=== THE PROBLEM ===
Search the material below for the word "name" and copy every line in which it occurs.

## BEGIN PROVIDED MATERIAL

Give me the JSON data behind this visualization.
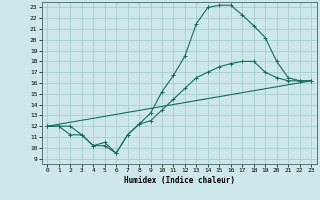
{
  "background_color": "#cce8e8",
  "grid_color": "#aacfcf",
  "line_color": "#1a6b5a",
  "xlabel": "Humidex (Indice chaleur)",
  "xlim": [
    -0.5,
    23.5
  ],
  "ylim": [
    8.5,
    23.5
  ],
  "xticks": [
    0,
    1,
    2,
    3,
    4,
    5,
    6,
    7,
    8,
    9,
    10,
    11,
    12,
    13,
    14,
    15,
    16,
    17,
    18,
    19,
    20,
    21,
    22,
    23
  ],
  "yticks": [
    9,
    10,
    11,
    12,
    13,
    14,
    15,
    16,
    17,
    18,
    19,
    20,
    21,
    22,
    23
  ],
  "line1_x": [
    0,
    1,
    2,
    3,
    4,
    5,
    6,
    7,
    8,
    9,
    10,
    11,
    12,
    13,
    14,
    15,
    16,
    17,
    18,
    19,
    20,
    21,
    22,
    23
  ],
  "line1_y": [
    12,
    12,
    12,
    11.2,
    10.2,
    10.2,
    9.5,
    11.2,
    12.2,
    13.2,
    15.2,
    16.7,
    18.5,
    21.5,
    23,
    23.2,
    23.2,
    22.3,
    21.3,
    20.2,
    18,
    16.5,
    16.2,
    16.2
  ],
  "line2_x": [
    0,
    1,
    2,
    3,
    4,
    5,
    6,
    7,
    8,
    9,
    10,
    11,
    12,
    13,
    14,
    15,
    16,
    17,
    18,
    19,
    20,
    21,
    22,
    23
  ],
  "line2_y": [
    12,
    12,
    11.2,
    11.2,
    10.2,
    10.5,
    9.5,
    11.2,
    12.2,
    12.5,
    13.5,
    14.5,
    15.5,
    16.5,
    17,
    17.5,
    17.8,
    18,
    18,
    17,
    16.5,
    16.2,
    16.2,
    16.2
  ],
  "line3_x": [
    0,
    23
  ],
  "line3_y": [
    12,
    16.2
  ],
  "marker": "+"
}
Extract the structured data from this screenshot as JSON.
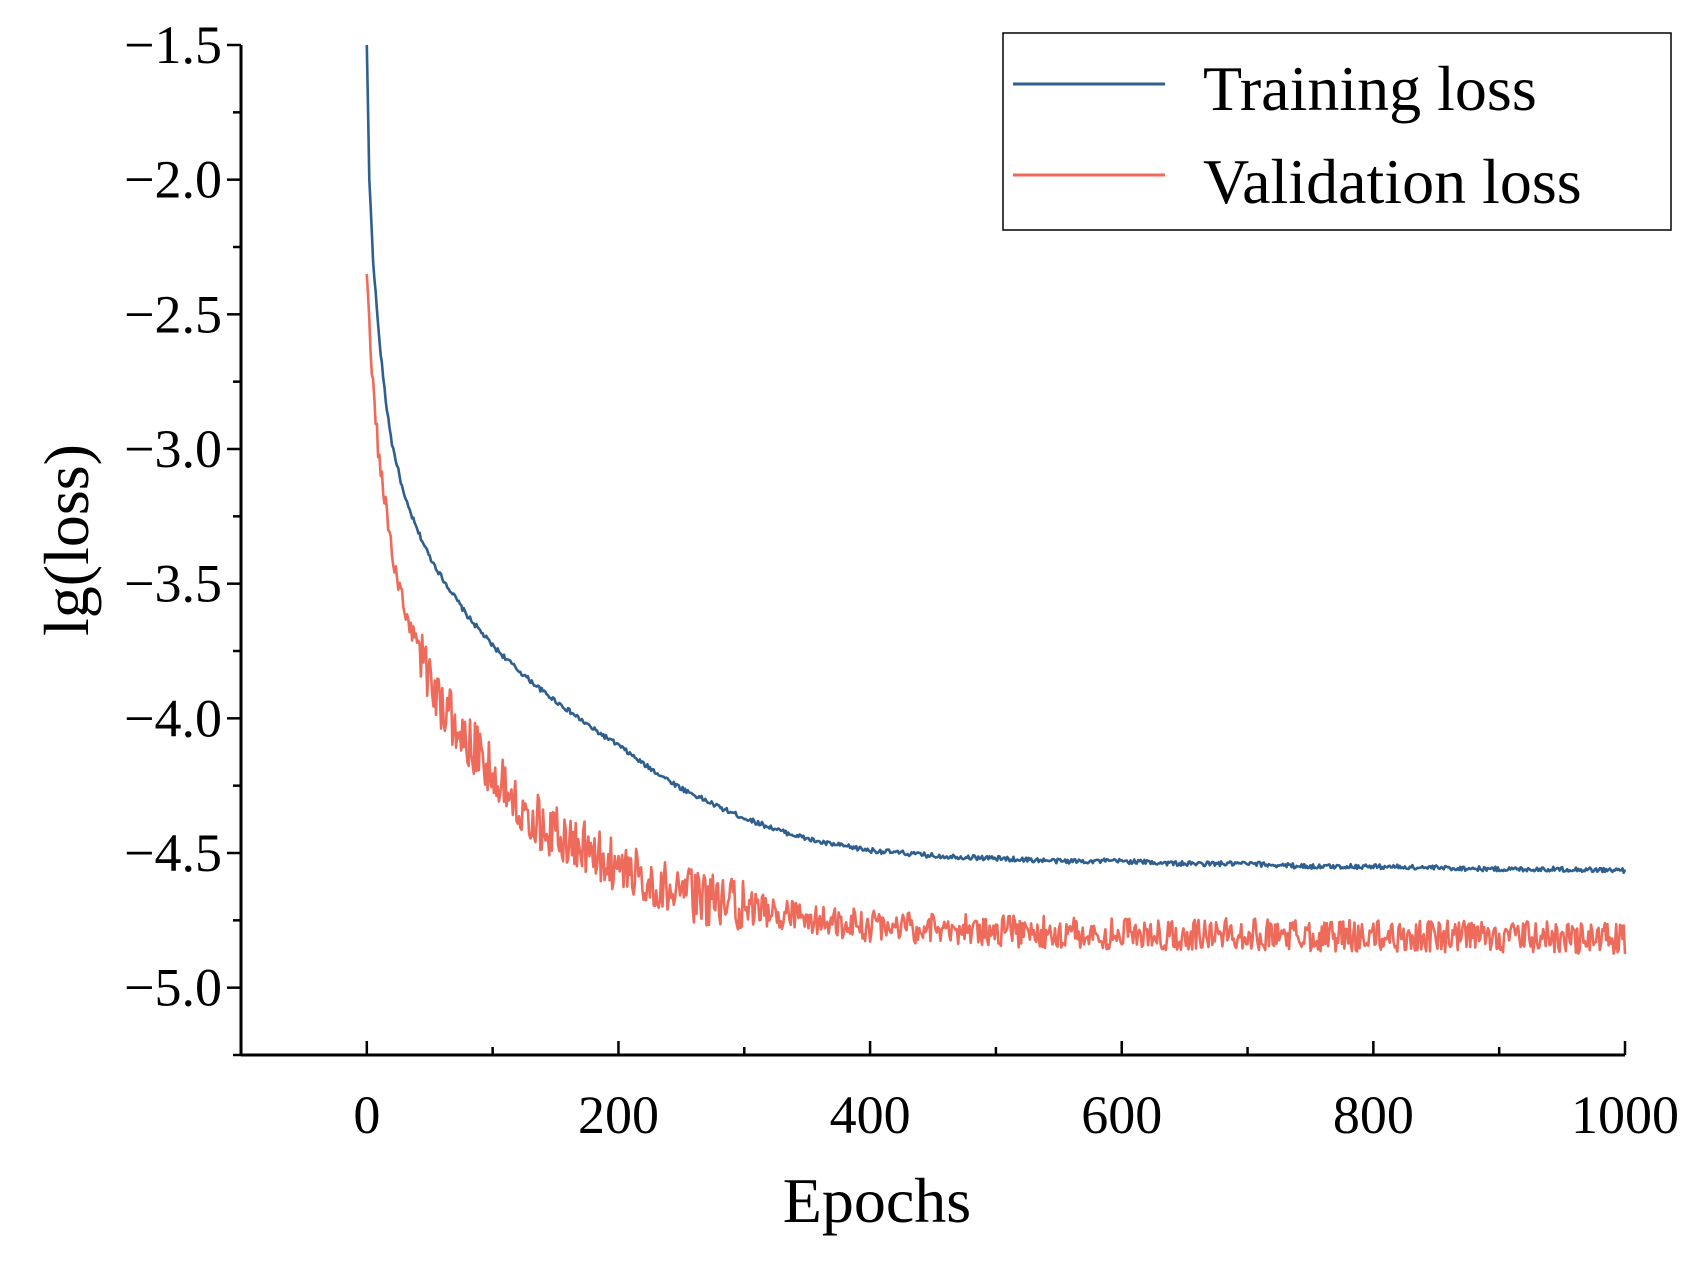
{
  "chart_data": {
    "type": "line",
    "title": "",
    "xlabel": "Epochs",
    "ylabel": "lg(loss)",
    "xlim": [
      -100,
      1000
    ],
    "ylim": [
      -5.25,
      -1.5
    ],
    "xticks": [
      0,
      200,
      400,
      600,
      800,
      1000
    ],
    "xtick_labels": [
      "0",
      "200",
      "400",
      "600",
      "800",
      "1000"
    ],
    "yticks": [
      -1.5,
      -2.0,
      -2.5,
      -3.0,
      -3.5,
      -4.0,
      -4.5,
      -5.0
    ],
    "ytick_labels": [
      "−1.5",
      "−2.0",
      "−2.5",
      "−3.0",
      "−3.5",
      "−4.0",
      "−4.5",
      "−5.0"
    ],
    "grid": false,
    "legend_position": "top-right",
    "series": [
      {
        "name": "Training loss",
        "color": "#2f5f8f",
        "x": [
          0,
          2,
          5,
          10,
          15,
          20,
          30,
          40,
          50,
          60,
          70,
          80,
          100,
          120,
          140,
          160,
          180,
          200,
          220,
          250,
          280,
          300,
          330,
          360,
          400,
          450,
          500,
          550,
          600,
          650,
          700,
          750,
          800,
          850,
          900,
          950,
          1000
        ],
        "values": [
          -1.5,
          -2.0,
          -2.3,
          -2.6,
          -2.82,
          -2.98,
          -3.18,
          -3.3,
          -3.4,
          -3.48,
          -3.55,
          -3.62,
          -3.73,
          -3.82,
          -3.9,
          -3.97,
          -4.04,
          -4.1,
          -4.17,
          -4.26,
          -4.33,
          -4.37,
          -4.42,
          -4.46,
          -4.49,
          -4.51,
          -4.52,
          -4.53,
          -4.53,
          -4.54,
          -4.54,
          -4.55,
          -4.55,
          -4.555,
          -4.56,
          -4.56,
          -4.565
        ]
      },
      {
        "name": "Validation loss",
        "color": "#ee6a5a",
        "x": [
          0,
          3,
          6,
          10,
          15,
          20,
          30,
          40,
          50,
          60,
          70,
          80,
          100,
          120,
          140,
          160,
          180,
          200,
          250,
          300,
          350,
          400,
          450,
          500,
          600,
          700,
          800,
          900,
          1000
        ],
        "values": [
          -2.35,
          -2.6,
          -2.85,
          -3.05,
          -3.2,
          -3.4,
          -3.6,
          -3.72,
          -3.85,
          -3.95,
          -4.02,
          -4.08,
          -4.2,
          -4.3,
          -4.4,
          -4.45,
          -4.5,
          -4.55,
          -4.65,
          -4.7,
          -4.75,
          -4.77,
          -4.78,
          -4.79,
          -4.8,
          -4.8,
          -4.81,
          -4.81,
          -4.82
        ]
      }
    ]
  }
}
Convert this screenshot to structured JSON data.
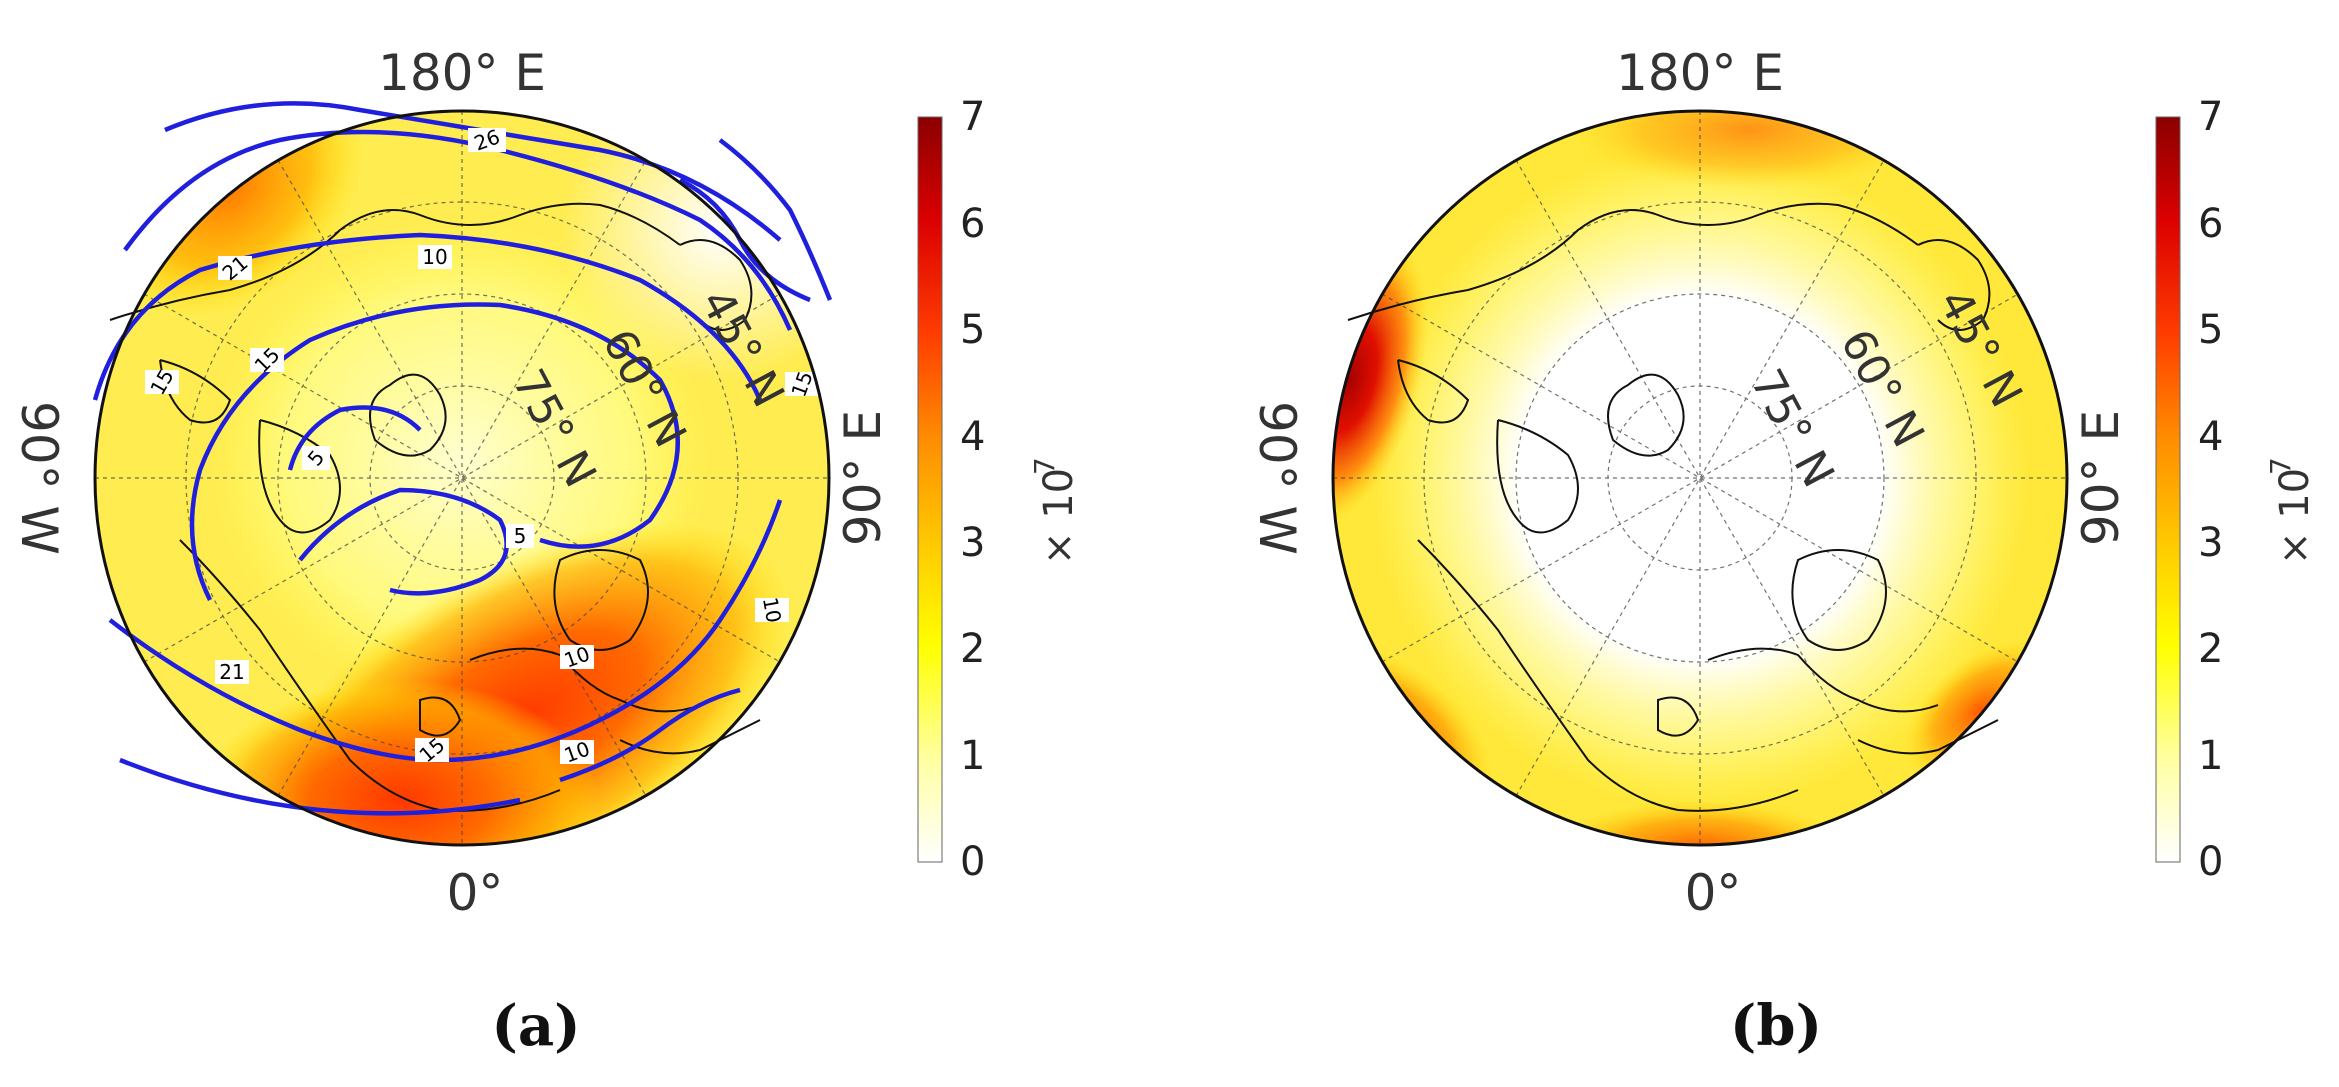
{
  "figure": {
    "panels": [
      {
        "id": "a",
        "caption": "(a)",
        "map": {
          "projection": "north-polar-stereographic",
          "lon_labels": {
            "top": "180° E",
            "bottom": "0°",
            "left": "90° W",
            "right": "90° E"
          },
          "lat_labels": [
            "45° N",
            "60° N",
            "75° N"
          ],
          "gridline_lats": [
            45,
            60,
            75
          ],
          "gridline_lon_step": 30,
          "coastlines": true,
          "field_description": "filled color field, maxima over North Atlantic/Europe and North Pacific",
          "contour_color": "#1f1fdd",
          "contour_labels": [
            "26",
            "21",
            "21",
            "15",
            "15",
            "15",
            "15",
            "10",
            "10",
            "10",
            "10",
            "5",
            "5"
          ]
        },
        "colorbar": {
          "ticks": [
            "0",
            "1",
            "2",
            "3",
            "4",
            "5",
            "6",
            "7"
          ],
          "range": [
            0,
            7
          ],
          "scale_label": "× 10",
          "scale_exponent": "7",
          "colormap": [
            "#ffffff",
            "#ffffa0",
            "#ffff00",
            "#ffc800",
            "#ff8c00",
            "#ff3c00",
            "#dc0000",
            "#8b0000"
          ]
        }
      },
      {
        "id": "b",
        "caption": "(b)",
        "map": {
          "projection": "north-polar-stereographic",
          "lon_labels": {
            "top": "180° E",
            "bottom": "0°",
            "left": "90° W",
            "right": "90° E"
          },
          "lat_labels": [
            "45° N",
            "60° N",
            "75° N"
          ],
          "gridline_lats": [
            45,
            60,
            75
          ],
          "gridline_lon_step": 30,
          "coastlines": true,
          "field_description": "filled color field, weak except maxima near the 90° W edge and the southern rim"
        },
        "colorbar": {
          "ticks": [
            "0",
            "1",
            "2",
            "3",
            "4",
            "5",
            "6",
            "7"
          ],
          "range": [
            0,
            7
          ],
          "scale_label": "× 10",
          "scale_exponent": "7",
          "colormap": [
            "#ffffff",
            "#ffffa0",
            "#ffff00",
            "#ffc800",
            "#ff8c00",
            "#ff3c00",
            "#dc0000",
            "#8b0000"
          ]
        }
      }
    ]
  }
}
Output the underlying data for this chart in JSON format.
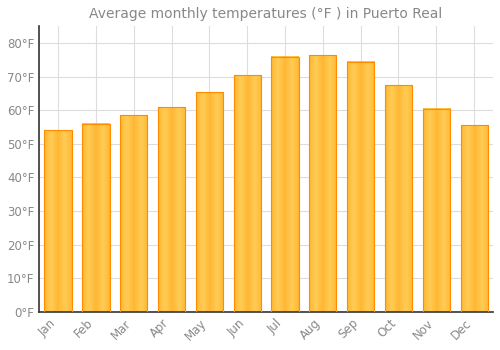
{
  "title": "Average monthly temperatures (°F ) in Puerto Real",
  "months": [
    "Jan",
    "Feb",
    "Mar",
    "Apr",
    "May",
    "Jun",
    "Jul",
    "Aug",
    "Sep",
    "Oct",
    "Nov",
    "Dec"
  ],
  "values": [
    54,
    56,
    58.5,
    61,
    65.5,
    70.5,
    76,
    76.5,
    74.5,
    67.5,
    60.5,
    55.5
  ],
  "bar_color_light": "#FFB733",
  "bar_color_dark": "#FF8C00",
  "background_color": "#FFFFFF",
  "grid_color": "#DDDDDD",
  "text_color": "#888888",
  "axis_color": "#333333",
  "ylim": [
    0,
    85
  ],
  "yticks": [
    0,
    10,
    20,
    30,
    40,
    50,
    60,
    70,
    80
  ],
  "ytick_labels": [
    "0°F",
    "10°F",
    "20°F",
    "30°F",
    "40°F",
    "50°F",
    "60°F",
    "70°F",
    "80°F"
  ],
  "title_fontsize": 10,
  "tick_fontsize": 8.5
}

## END PROVIDED MATERIAL

=== OUTPUT FOR THIS EXERCISE ===
        "name": "Training loss",
        "name": "Validation loss",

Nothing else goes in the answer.